**The exercise:** In the material below, identify each line bearing the word "that". Reproduce those lines.

**Dataset excerpts:**
-=-=-=-=-

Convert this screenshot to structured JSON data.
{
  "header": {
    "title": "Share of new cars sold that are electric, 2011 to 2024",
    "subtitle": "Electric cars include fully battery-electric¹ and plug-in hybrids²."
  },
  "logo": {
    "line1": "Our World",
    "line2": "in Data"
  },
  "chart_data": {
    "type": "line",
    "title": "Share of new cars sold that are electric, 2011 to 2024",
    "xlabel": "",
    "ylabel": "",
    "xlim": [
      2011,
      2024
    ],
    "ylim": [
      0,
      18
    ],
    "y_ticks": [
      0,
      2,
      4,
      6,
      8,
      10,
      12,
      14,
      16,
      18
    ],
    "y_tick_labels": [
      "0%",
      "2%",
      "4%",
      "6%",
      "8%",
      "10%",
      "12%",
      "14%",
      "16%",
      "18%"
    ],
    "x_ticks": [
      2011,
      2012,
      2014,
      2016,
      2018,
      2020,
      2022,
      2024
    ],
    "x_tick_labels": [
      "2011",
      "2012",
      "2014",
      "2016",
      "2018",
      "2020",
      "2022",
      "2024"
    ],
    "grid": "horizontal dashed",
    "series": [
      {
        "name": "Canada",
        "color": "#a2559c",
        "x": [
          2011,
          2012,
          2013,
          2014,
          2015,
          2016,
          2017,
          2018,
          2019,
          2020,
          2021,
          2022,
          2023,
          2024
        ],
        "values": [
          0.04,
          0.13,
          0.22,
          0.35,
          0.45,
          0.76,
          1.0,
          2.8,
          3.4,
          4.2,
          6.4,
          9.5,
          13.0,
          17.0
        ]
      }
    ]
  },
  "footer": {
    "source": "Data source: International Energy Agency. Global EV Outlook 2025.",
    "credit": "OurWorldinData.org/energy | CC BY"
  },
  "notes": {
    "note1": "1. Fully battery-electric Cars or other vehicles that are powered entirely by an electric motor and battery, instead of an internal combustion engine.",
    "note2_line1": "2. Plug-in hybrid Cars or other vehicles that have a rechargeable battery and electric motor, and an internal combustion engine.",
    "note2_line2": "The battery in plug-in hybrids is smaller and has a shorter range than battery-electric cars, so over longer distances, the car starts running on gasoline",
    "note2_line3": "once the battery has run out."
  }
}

-=-=-=-=-

**The solution:**
    "title": "Share of new cars sold that are electric, 2011 to 2024",
    "title": "Share of new cars sold that are electric, 2011 to 2024",
    "note1": "1. Fully battery-electric Cars or other vehicles that are powered entirely by an electric motor and battery, instead of an internal combustion engine.",
    "note2_line1": "2. Plug-in hybrid Cars or other vehicles that have a rechargeable battery and electric motor, and an internal combustion engine.",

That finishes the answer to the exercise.